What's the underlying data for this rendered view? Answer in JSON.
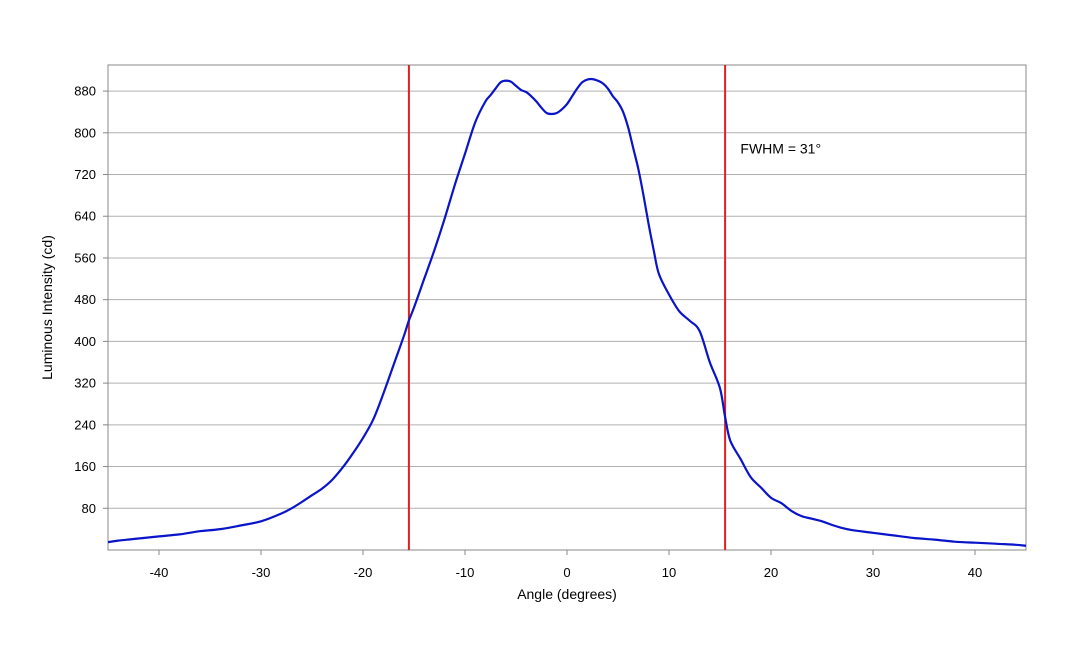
{
  "chart_data": {
    "type": "line",
    "title": "",
    "xlabel": "Angle (degrees)",
    "ylabel": "Luminous Intensity (cd)",
    "xlim": [
      -45,
      45
    ],
    "ylim": [
      0,
      930
    ],
    "xticks": [
      -40,
      -30,
      -20,
      -10,
      0,
      10,
      20,
      30,
      40
    ],
    "xtick_labels": [
      "-40",
      "-30",
      "-20",
      "-10",
      "0",
      "10",
      "20",
      "30",
      "40"
    ],
    "yticks": [
      80,
      160,
      240,
      320,
      400,
      480,
      560,
      640,
      720,
      800,
      880
    ],
    "ytick_labels": [
      "80",
      "160",
      "240",
      "320",
      "400",
      "480",
      "560",
      "640",
      "720",
      "800",
      "880"
    ],
    "grid": "horizontal",
    "legend": "none",
    "series": [
      {
        "color": "#0a14c8",
        "x": [
          -45,
          -44,
          -42,
          -40,
          -38,
          -36,
          -34,
          -32,
          -30,
          -28,
          -27,
          -26,
          -25,
          -24,
          -23,
          -22,
          -21,
          -20,
          -19,
          -18,
          -17,
          -16,
          -15.5,
          -15,
          -14,
          -13,
          -12,
          -11,
          -10,
          -9,
          -8,
          -7.5,
          -7,
          -6.5,
          -6,
          -5.5,
          -5,
          -4.5,
          -4,
          -3.5,
          -3,
          -2.5,
          -2,
          -1.5,
          -1,
          -0.5,
          0,
          0.5,
          1,
          1.5,
          2,
          2.5,
          3,
          3.5,
          4,
          4.5,
          5,
          5.5,
          6,
          6.5,
          7,
          7.5,
          8,
          8.5,
          9,
          10,
          11,
          12,
          13,
          14,
          15,
          15.5,
          16,
          17,
          18,
          19,
          20,
          21,
          22,
          23,
          24,
          25,
          26,
          27,
          28,
          30,
          32,
          34,
          36,
          38,
          40,
          42,
          44,
          45
        ],
        "y": [
          15,
          18,
          22,
          26,
          30,
          36,
          40,
          47,
          55,
          70,
          80,
          92,
          105,
          118,
          135,
          158,
          185,
          215,
          250,
          300,
          355,
          410,
          440,
          465,
          520,
          575,
          635,
          700,
          760,
          820,
          860,
          872,
          885,
          897,
          900,
          898,
          890,
          882,
          878,
          870,
          860,
          848,
          838,
          836,
          838,
          845,
          855,
          870,
          885,
          897,
          902,
          903,
          900,
          895,
          885,
          870,
          858,
          840,
          810,
          770,
          730,
          680,
          625,
          575,
          530,
          490,
          458,
          440,
          420,
          360,
          310,
          255,
          210,
          175,
          140,
          120,
          100,
          90,
          75,
          65,
          60,
          55,
          48,
          42,
          38,
          33,
          28,
          23,
          20,
          16,
          14,
          12,
          10,
          8
        ]
      }
    ],
    "reference_lines": [
      {
        "axis": "x",
        "value": -15.5,
        "color": "#e02020"
      },
      {
        "axis": "x",
        "value": 15.5,
        "color": "#e02020"
      }
    ],
    "annotations": [
      {
        "text": "FWHM = 31°",
        "x": 17,
        "y": 760
      }
    ]
  }
}
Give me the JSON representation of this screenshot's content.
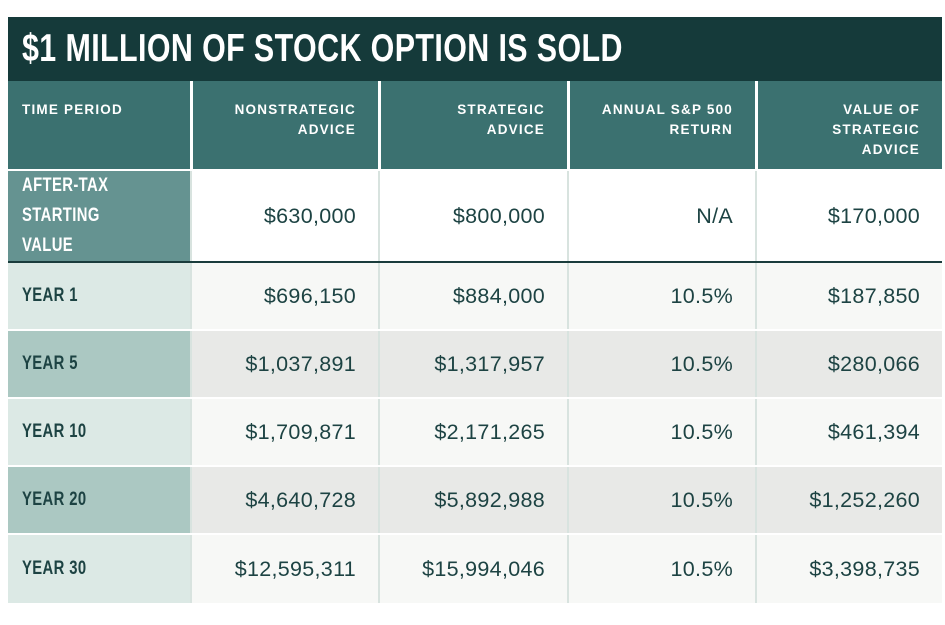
{
  "chart_data": {
    "type": "table",
    "title": "$1 MILLION OF STOCK OPTION IS SOLD",
    "columns": [
      "TIME PERIOD",
      "NONSTRATEGIC ADVICE",
      "STRATEGIC ADVICE",
      "ANNUAL S&P 500 RETURN",
      "VALUE OF STRATEGIC ADVICE"
    ],
    "rows": [
      {
        "label": "AFTER-TAX\nSTARTING VALUE",
        "values": [
          "$630,000",
          "$800,000",
          "N/A",
          "$170,000"
        ]
      },
      {
        "label": "YEAR 1",
        "values": [
          "$696,150",
          "$884,000",
          "10.5%",
          "$187,850"
        ]
      },
      {
        "label": "YEAR 5",
        "values": [
          "$1,037,891",
          "$1,317,957",
          "10.5%",
          "$280,066"
        ]
      },
      {
        "label": "YEAR 10",
        "values": [
          "$1,709,871",
          "$2,171,265",
          "10.5%",
          "$461,394"
        ]
      },
      {
        "label": "YEAR 20",
        "values": [
          "$4,640,728",
          "$5,892,988",
          "10.5%",
          "$1,252,260"
        ]
      },
      {
        "label": "YEAR 30",
        "values": [
          "$12,595,311",
          "$15,994,046",
          "10.5%",
          "$3,398,735"
        ]
      }
    ],
    "colors": {
      "title_bar_bg": "#153a3a",
      "header_bg": "#3b7170",
      "aftertax_label_bg": "#659391",
      "year_label_light_bg": "#dce9e5",
      "year_label_medium_bg": "#abc8c2",
      "data_row_light_bg": "#f7f8f6",
      "data_row_gray_bg": "#e8e9e7",
      "dark_rule": "#1a3c3c",
      "text_dark": "#1d4343"
    }
  }
}
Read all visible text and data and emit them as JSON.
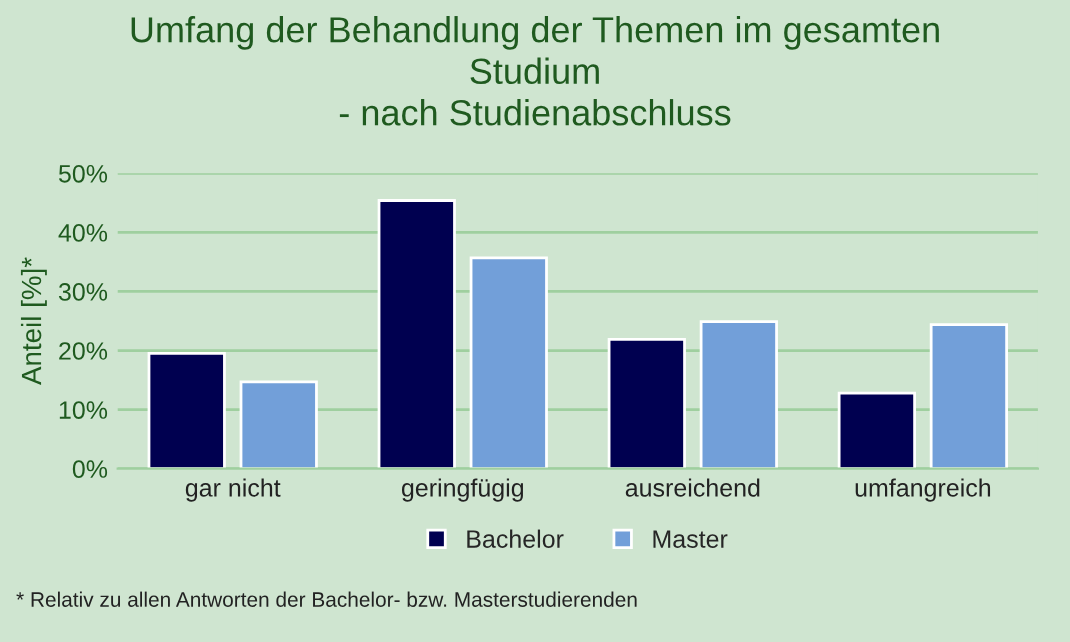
{
  "chart_data": {
    "type": "bar",
    "title": "Umfang der Behandlung der Themen im gesamten\nStudium\n- nach Studienabschluss",
    "ylabel": "Anteil [%]*",
    "categories": [
      "gar nicht",
      "geringfügig",
      "ausreichend",
      "umfangreich"
    ],
    "series": [
      {
        "name": "Bachelor",
        "color": "#000050",
        "values": [
          19.5,
          45.4,
          21.9,
          12.8
        ]
      },
      {
        "name": "Master",
        "color": "#729fd9",
        "values": [
          14.7,
          35.7,
          24.9,
          24.4
        ]
      }
    ],
    "ylim": [
      0,
      50
    ],
    "yticks": [
      {
        "value": 0,
        "label": "0%"
      },
      {
        "value": 10,
        "label": "10%"
      },
      {
        "value": 20,
        "label": "20%"
      },
      {
        "value": 30,
        "label": "30%"
      },
      {
        "value": 40,
        "label": "40%"
      },
      {
        "value": 50,
        "label": "50%"
      }
    ],
    "grid": "y",
    "legend": "bottom",
    "annotations": [
      "* Relativ zu allen Antworten der Bachelor- bzw. Masterstudierenden"
    ]
  }
}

» Objective
Make an exact copy of every entry above, minus the images.

» Answer for this exercise
What's the underlying data for this rendered view? Answer in JSON.
{
  "chart_data": {
    "type": "line",
    "title": "",
    "xlabel": "Angle (degrees)",
    "ylabel": "Luminous Intensity (cd)",
    "xlim": [
      -45,
      45
    ],
    "ylim": [
      0,
      930
    ],
    "xticks": [
      -40,
      -30,
      -20,
      -10,
      0,
      10,
      20,
      30,
      40
    ],
    "xtick_labels": [
      "-40",
      "-30",
      "-20",
      "-10",
      "0",
      "10",
      "20",
      "30",
      "40"
    ],
    "yticks": [
      80,
      160,
      240,
      320,
      400,
      480,
      560,
      640,
      720,
      800,
      880
    ],
    "ytick_labels": [
      "80",
      "160",
      "240",
      "320",
      "400",
      "480",
      "560",
      "640",
      "720",
      "800",
      "880"
    ],
    "grid": "horizontal",
    "legend": "none",
    "series": [
      {
        "color": "#0a14c8",
        "x": [
          -45,
          -44,
          -42,
          -40,
          -38,
          -36,
          -34,
          -32,
          -30,
          -28,
          -27,
          -26,
          -25,
          -24,
          -23,
          -22,
          -21,
          -20,
          -19,
          -18,
          -17,
          -16,
          -15.5,
          -15,
          -14,
          -13,
          -12,
          -11,
          -10,
          -9,
          -8,
          -7.5,
          -7,
          -6.5,
          -6,
          -5.5,
          -5,
          -4.5,
          -4,
          -3.5,
          -3,
          -2.5,
          -2,
          -1.5,
          -1,
          -0.5,
          0,
          0.5,
          1,
          1.5,
          2,
          2.5,
          3,
          3.5,
          4,
          4.5,
          5,
          5.5,
          6,
          6.5,
          7,
          7.5,
          8,
          8.5,
          9,
          10,
          11,
          12,
          13,
          14,
          15,
          15.5,
          16,
          17,
          18,
          19,
          20,
          21,
          22,
          23,
          24,
          25,
          26,
          27,
          28,
          30,
          32,
          34,
          36,
          38,
          40,
          42,
          44,
          45
        ],
        "y": [
          15,
          18,
          22,
          26,
          30,
          36,
          40,
          47,
          55,
          70,
          80,
          92,
          105,
          118,
          135,
          158,
          185,
          215,
          250,
          300,
          355,
          410,
          440,
          465,
          520,
          575,
          635,
          700,
          760,
          820,
          860,
          872,
          885,
          897,
          900,
          898,
          890,
          882,
          878,
          870,
          860,
          848,
          838,
          836,
          838,
          845,
          855,
          870,
          885,
          897,
          902,
          903,
          900,
          895,
          885,
          870,
          858,
          840,
          810,
          770,
          730,
          680,
          625,
          575,
          530,
          490,
          458,
          440,
          420,
          360,
          310,
          255,
          210,
          175,
          140,
          120,
          100,
          90,
          75,
          65,
          60,
          55,
          48,
          42,
          38,
          33,
          28,
          23,
          20,
          16,
          14,
          12,
          10,
          8
        ]
      }
    ],
    "reference_lines": [
      {
        "axis": "x",
        "value": -15.5,
        "color": "#e02020"
      },
      {
        "axis": "x",
        "value": 15.5,
        "color": "#e02020"
      }
    ],
    "annotations": [
      {
        "text": "FWHM = 31°",
        "x": 17,
        "y": 760
      }
    ]
  }
}
Give me the JSON representation of this screenshot's content.
{
  "chart_data": {
    "type": "table",
    "title": "$1 MILLION OF STOCK OPTION IS SOLD",
    "columns": [
      "TIME PERIOD",
      "NONSTRATEGIC ADVICE",
      "STRATEGIC ADVICE",
      "ANNUAL S&P 500 RETURN",
      "VALUE OF STRATEGIC ADVICE"
    ],
    "rows": [
      {
        "label": "AFTER-TAX\nSTARTING VALUE",
        "values": [
          "$630,000",
          "$800,000",
          "N/A",
          "$170,000"
        ]
      },
      {
        "label": "YEAR 1",
        "values": [
          "$696,150",
          "$884,000",
          "10.5%",
          "$187,850"
        ]
      },
      {
        "label": "YEAR 5",
        "values": [
          "$1,037,891",
          "$1,317,957",
          "10.5%",
          "$280,066"
        ]
      },
      {
        "label": "YEAR 10",
        "values": [
          "$1,709,871",
          "$2,171,265",
          "10.5%",
          "$461,394"
        ]
      },
      {
        "label": "YEAR 20",
        "values": [
          "$4,640,728",
          "$5,892,988",
          "10.5%",
          "$1,252,260"
        ]
      },
      {
        "label": "YEAR 30",
        "values": [
          "$12,595,311",
          "$15,994,046",
          "10.5%",
          "$3,398,735"
        ]
      }
    ],
    "colors": {
      "title_bar_bg": "#153a3a",
      "header_bg": "#3b7170",
      "aftertax_label_bg": "#659391",
      "year_label_light_bg": "#dce9e5",
      "year_label_medium_bg": "#abc8c2",
      "data_row_light_bg": "#f7f8f6",
      "data_row_gray_bg": "#e8e9e7",
      "dark_rule": "#1a3c3c",
      "text_dark": "#1d4343"
    }
  }
}
Read all visible text and data and emit them as JSON.
{
  "chart_data": {
    "type": "bar",
    "title": "Umfang der Behandlung der Themen im gesamten\nStudium\n- nach Studienabschluss",
    "ylabel": "Anteil [%]*",
    "categories": [
      "gar nicht",
      "geringfügig",
      "ausreichend",
      "umfangreich"
    ],
    "series": [
      {
        "name": "Bachelor",
        "color": "#000050",
        "values": [
          19.5,
          45.4,
          21.9,
          12.8
        ]
      },
      {
        "name": "Master",
        "color": "#729fd9",
        "values": [
          14.7,
          35.7,
          24.9,
          24.4
        ]
      }
    ],
    "ylim": [
      0,
      50
    ],
    "yticks": [
      {
        "value": 0,
        "label": "0%"
      },
      {
        "value": 10,
        "label": "10%"
      },
      {
        "value": 20,
        "label": "20%"
      },
      {
        "value": 30,
        "label": "30%"
      },
      {
        "value": 40,
        "label": "40%"
      },
      {
        "value": 50,
        "label": "50%"
      }
    ],
    "grid": "y",
    "legend": "bottom",
    "annotations": [
      "* Relativ zu allen Antworten der Bachelor- bzw. Masterstudierenden"
    ]
  }
}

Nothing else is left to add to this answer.